[Stored entries]
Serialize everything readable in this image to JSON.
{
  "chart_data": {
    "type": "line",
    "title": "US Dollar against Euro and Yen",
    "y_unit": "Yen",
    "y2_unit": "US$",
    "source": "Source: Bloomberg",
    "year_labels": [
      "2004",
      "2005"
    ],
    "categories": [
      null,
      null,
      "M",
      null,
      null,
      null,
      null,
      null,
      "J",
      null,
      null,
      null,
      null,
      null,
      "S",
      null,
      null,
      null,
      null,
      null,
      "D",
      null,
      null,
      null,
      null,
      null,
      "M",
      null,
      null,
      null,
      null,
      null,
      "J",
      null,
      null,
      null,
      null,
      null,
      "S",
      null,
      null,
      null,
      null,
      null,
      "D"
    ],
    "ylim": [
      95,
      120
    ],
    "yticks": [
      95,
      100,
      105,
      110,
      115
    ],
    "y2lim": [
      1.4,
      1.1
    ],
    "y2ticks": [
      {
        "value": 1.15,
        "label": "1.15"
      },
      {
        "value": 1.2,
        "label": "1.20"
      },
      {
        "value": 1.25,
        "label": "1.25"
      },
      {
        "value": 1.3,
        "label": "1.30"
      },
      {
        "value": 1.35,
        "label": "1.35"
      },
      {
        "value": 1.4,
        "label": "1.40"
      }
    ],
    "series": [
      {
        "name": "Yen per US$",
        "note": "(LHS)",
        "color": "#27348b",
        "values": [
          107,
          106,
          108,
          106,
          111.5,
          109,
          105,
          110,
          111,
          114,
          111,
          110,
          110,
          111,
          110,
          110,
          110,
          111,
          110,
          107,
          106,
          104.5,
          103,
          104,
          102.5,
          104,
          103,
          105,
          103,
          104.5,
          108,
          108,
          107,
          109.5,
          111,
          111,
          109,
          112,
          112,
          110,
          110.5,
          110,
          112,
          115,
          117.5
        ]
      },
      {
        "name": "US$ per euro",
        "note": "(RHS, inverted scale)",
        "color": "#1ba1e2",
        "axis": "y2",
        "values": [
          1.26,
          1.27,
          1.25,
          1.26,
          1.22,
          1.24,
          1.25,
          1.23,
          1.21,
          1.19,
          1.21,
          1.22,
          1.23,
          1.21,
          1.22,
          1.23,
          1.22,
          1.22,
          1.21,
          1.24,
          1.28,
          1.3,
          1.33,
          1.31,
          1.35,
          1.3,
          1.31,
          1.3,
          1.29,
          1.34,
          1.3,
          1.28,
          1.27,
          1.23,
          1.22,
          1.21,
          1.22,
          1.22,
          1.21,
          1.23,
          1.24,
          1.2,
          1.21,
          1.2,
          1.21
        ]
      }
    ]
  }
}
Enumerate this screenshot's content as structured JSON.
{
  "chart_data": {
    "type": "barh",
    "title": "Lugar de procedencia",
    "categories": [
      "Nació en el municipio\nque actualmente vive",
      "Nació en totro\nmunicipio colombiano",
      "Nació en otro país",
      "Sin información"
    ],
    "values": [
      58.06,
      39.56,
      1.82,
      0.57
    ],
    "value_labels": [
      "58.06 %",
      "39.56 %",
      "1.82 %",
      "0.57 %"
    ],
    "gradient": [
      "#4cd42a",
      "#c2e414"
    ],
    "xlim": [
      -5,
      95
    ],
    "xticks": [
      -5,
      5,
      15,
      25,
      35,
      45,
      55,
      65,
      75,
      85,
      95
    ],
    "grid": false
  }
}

• SET EXERCISE: Extract the complete data, matching each line exactly.

• WRITTEN REPLY:
Serialize everything readable in this image to JSON.
{
  "chart_data": {
    "type": "line",
    "title": "US Dollar against Euro and Yen",
    "y_unit": "Yen",
    "y2_unit": "US$",
    "source": "Source: Bloomberg",
    "year_labels": [
      "2004",
      "2005"
    ],
    "categories": [
      null,
      null,
      "M",
      null,
      null,
      null,
      null,
      null,
      "J",
      null,
      null,
      null,
      null,
      null,
      "S",
      null,
      null,
      null,
      null,
      null,
      "D",
      null,
      null,
      null,
      null,
      null,
      "M",
      null,
      null,
      null,
      null,
      null,
      "J",
      null,
      null,
      null,
      null,
      null,
      "S",
      null,
      null,
      null,
      null,
      null,
      "D"
    ],
    "ylim": [
      95,
      120
    ],
    "yticks": [
      95,
      100,
      105,
      110,
      115
    ],
    "y2lim": [
      1.4,
      1.1
    ],
    "y2ticks": [
      {
        "value": 1.15,
        "label": "1.15"
      },
      {
        "value": 1.2,
        "label": "1.20"
      },
      {
        "value": 1.25,
        "label": "1.25"
      },
      {
        "value": 1.3,
        "label": "1.30"
      },
      {
        "value": 1.35,
        "label": "1.35"
      },
      {
        "value": 1.4,
        "label": "1.40"
      }
    ],
    "series": [
      {
        "name": "Yen per US$",
        "note": "(LHS)",
        "color": "#27348b",
        "values": [
          107,
          106,
          108,
          106,
          111.5,
          109,
          105,
          110,
          111,
          114,
          111,
          110,
          110,
          111,
          110,
          110,
          110,
          111,
          110,
          107,
          106,
          104.5,
          103,
          104,
          102.5,
          104,
          103,
          105,
          103,
          104.5,
          108,
          108,
          107,
          109.5,
          111,
          111,
          109,
          112,
          112,
          110,
          110.5,
          110,
          112,
          115,
          117.5
        ]
      },
      {
        "name": "US$ per euro",
        "note": "(RHS, inverted scale)",
        "color": "#1ba1e2",
        "axis": "y2",
        "values": [
          1.26,
          1.27,
          1.25,
          1.26,
          1.22,
          1.24,
          1.25,
          1.23,
          1.21,
          1.19,
          1.21,
          1.22,
          1.23,
          1.21,
          1.22,
          1.23,
          1.22,
          1.22,
          1.21,
          1.24,
          1.28,
          1.3,
          1.33,
          1.31,
          1.35,
          1.3,
          1.31,
          1.3,
          1.29,
          1.34,
          1.3,
          1.28,
          1.27,
          1.23,
          1.22,
          1.21,
          1.22,
          1.22,
          1.21,
          1.23,
          1.24,
          1.2,
          1.21,
          1.2,
          1.21
        ]
      }
    ]
  }
}
Enumerate this screenshot's content as structured JSON.
{
  "chart_data": {
    "type": "barh",
    "title": "Lugar de procedencia",
    "categories": [
      "Nació en el municipio\nque actualmente vive",
      "Nació en totro\nmunicipio colombiano",
      "Nació en otro país",
      "Sin información"
    ],
    "values": [
      58.06,
      39.56,
      1.82,
      0.57
    ],
    "value_labels": [
      "58.06 %",
      "39.56 %",
      "1.82 %",
      "0.57 %"
    ],
    "gradient": [
      "#4cd42a",
      "#c2e414"
    ],
    "xlim": [
      -5,
      95
    ],
    "xticks": [
      -5,
      5,
      15,
      25,
      35,
      45,
      55,
      65,
      75,
      85,
      95
    ],
    "grid": false
  }
}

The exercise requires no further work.